**Task to complete:** The required answer is an exact copy of the records below, without pictures.
/---
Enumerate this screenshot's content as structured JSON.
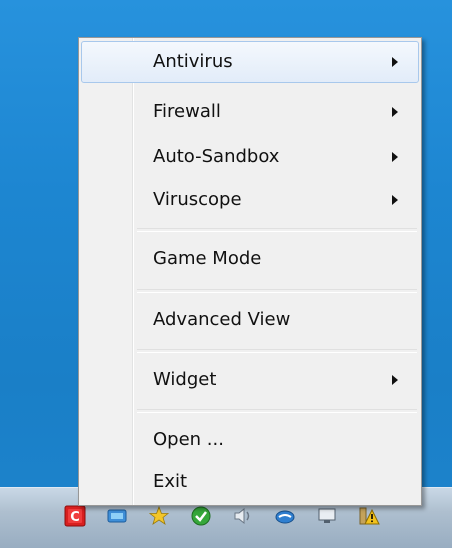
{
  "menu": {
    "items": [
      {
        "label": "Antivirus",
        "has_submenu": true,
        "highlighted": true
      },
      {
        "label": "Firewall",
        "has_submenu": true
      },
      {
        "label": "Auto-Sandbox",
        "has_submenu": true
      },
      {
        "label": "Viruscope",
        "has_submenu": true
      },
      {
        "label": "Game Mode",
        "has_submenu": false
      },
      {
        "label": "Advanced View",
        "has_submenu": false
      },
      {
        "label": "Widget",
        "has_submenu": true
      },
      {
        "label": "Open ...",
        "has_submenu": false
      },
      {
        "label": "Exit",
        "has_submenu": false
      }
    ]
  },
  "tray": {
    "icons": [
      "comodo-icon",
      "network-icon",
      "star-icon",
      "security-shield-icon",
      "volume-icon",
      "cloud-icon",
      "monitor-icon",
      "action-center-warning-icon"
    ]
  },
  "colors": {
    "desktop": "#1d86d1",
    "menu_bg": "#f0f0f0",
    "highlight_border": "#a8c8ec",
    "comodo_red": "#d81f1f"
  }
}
\---
**Answer section:**
Enumerate this screenshot's content as structured JSON.
{
  "menu": {
    "items": [
      {
        "label": "Antivirus",
        "has_submenu": true,
        "highlighted": true
      },
      {
        "label": "Firewall",
        "has_submenu": true
      },
      {
        "label": "Auto-Sandbox",
        "has_submenu": true
      },
      {
        "label": "Viruscope",
        "has_submenu": true
      },
      {
        "label": "Game Mode",
        "has_submenu": false
      },
      {
        "label": "Advanced View",
        "has_submenu": false
      },
      {
        "label": "Widget",
        "has_submenu": true
      },
      {
        "label": "Open ...",
        "has_submenu": false
      },
      {
        "label": "Exit",
        "has_submenu": false
      }
    ]
  },
  "tray": {
    "icons": [
      "comodo-icon",
      "network-icon",
      "star-icon",
      "security-shield-icon",
      "volume-icon",
      "cloud-icon",
      "monitor-icon",
      "action-center-warning-icon"
    ]
  },
  "colors": {
    "desktop": "#1d86d1",
    "menu_bg": "#f0f0f0",
    "highlight_border": "#a8c8ec",
    "comodo_red": "#d81f1f"
  }
}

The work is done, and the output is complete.